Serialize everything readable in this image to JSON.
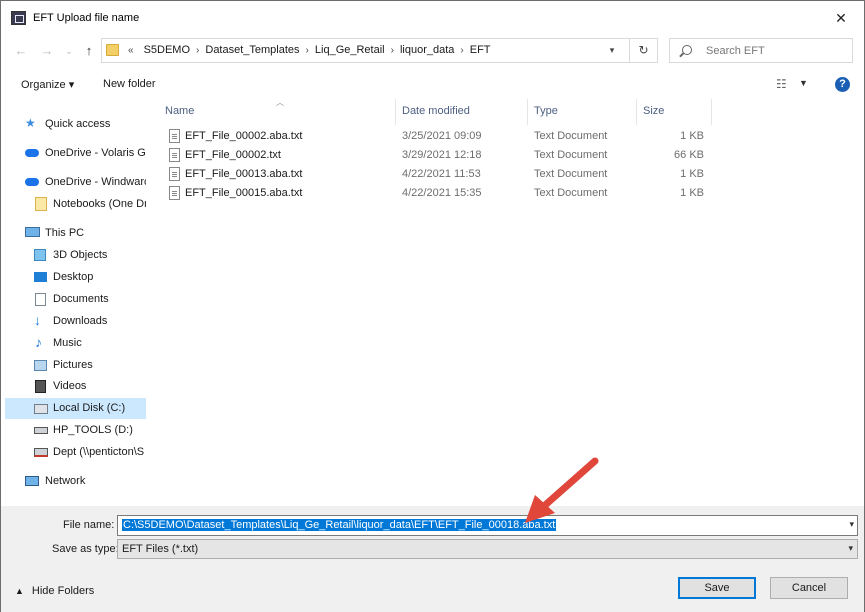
{
  "window": {
    "title": "EFT Upload file name",
    "close_glyph": "✕"
  },
  "address_bar": {
    "overflow": "«",
    "crumbs": [
      "S5DEMO",
      "Dataset_Templates",
      "Liq_Ge_Retail",
      "liquor_data",
      "EFT"
    ]
  },
  "search": {
    "placeholder": "Search EFT"
  },
  "toolbar": {
    "organize_label": "Organize ▾",
    "new_folder_label": "New folder"
  },
  "sidebar": {
    "items": [
      {
        "label": "Quick access",
        "icon": "star-icon"
      },
      {
        "label": "OneDrive - Volaris Gro",
        "icon": "cloud-icon"
      },
      {
        "label": "OneDrive - Windwarc",
        "icon": "cloud-icon"
      },
      {
        "label": "Notebooks (One Dr",
        "icon": "folder-icon"
      },
      {
        "label": "This PC",
        "icon": "computer-icon"
      },
      {
        "label": "3D Objects",
        "icon": "cube-icon"
      },
      {
        "label": "Desktop",
        "icon": "desktop-icon"
      },
      {
        "label": "Documents",
        "icon": "documents-icon"
      },
      {
        "label": "Downloads",
        "icon": "download-icon"
      },
      {
        "label": "Music",
        "icon": "music-icon"
      },
      {
        "label": "Pictures",
        "icon": "pictures-icon"
      },
      {
        "label": "Videos",
        "icon": "videos-icon"
      },
      {
        "label": "Local Disk (C:)",
        "icon": "disk-icon"
      },
      {
        "label": "HP_TOOLS (D:)",
        "icon": "drive-icon"
      },
      {
        "label": "Dept (\\\\penticton\\S",
        "icon": "network-drive-icon"
      },
      {
        "label": "Network",
        "icon": "network-icon"
      }
    ]
  },
  "file_list": {
    "columns": [
      "Name",
      "Date modified",
      "Type",
      "Size"
    ],
    "rows": [
      {
        "name": "EFT_File_00002.aba.txt",
        "date": "3/25/2021 09:09",
        "type": "Text Document",
        "size": "1 KB"
      },
      {
        "name": "EFT_File_00002.txt",
        "date": "3/29/2021 12:18",
        "type": "Text Document",
        "size": "66 KB"
      },
      {
        "name": "EFT_File_00013.aba.txt",
        "date": "4/22/2021 11:53",
        "type": "Text Document",
        "size": "1 KB"
      },
      {
        "name": "EFT_File_00015.aba.txt",
        "date": "4/22/2021 15:35",
        "type": "Text Document",
        "size": "1 KB"
      }
    ]
  },
  "form": {
    "file_name_label": "File name:",
    "file_name_value": "C:\\S5DEMO\\Dataset_Templates\\Liq_Ge_Retail\\liquor_data\\EFT\\EFT_File_00018.aba.txt",
    "save_type_label": "Save as type:",
    "save_type_value": "EFT Files (*.txt)"
  },
  "footer": {
    "hide_folders_label": "Hide Folders",
    "save_label": "Save",
    "cancel_label": "Cancel"
  },
  "colors": {
    "selection": "#0078d7",
    "annotation_arrow": "#e0463a",
    "sidebar_selected": "#cce8ff"
  }
}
^^^^
**WHAT IS NEEDED**
Return all of the entries word for word, but omit the pictures.

**FINAL RESULT**
Serialize everything readable in this image to JSON.
{
  "window": {
    "title": "EFT Upload file name",
    "close_glyph": "✕"
  },
  "address_bar": {
    "overflow": "«",
    "crumbs": [
      "S5DEMO",
      "Dataset_Templates",
      "Liq_Ge_Retail",
      "liquor_data",
      "EFT"
    ]
  },
  "search": {
    "placeholder": "Search EFT"
  },
  "toolbar": {
    "organize_label": "Organize ▾",
    "new_folder_label": "New folder"
  },
  "sidebar": {
    "items": [
      {
        "label": "Quick access",
        "icon": "star-icon"
      },
      {
        "label": "OneDrive - Volaris Gro",
        "icon": "cloud-icon"
      },
      {
        "label": "OneDrive - Windwarc",
        "icon": "cloud-icon"
      },
      {
        "label": "Notebooks (One Dr",
        "icon": "folder-icon"
      },
      {
        "label": "This PC",
        "icon": "computer-icon"
      },
      {
        "label": "3D Objects",
        "icon": "cube-icon"
      },
      {
        "label": "Desktop",
        "icon": "desktop-icon"
      },
      {
        "label": "Documents",
        "icon": "documents-icon"
      },
      {
        "label": "Downloads",
        "icon": "download-icon"
      },
      {
        "label": "Music",
        "icon": "music-icon"
      },
      {
        "label": "Pictures",
        "icon": "pictures-icon"
      },
      {
        "label": "Videos",
        "icon": "videos-icon"
      },
      {
        "label": "Local Disk (C:)",
        "icon": "disk-icon"
      },
      {
        "label": "HP_TOOLS (D:)",
        "icon": "drive-icon"
      },
      {
        "label": "Dept (\\\\penticton\\S",
        "icon": "network-drive-icon"
      },
      {
        "label": "Network",
        "icon": "network-icon"
      }
    ]
  },
  "file_list": {
    "columns": [
      "Name",
      "Date modified",
      "Type",
      "Size"
    ],
    "rows": [
      {
        "name": "EFT_File_00002.aba.txt",
        "date": "3/25/2021 09:09",
        "type": "Text Document",
        "size": "1 KB"
      },
      {
        "name": "EFT_File_00002.txt",
        "date": "3/29/2021 12:18",
        "type": "Text Document",
        "size": "66 KB"
      },
      {
        "name": "EFT_File_00013.aba.txt",
        "date": "4/22/2021 11:53",
        "type": "Text Document",
        "size": "1 KB"
      },
      {
        "name": "EFT_File_00015.aba.txt",
        "date": "4/22/2021 15:35",
        "type": "Text Document",
        "size": "1 KB"
      }
    ]
  },
  "form": {
    "file_name_label": "File name:",
    "file_name_value": "C:\\S5DEMO\\Dataset_Templates\\Liq_Ge_Retail\\liquor_data\\EFT\\EFT_File_00018.aba.txt",
    "save_type_label": "Save as type:",
    "save_type_value": "EFT Files (*.txt)"
  },
  "footer": {
    "hide_folders_label": "Hide Folders",
    "save_label": "Save",
    "cancel_label": "Cancel"
  },
  "colors": {
    "selection": "#0078d7",
    "annotation_arrow": "#e0463a",
    "sidebar_selected": "#cce8ff"
  }
}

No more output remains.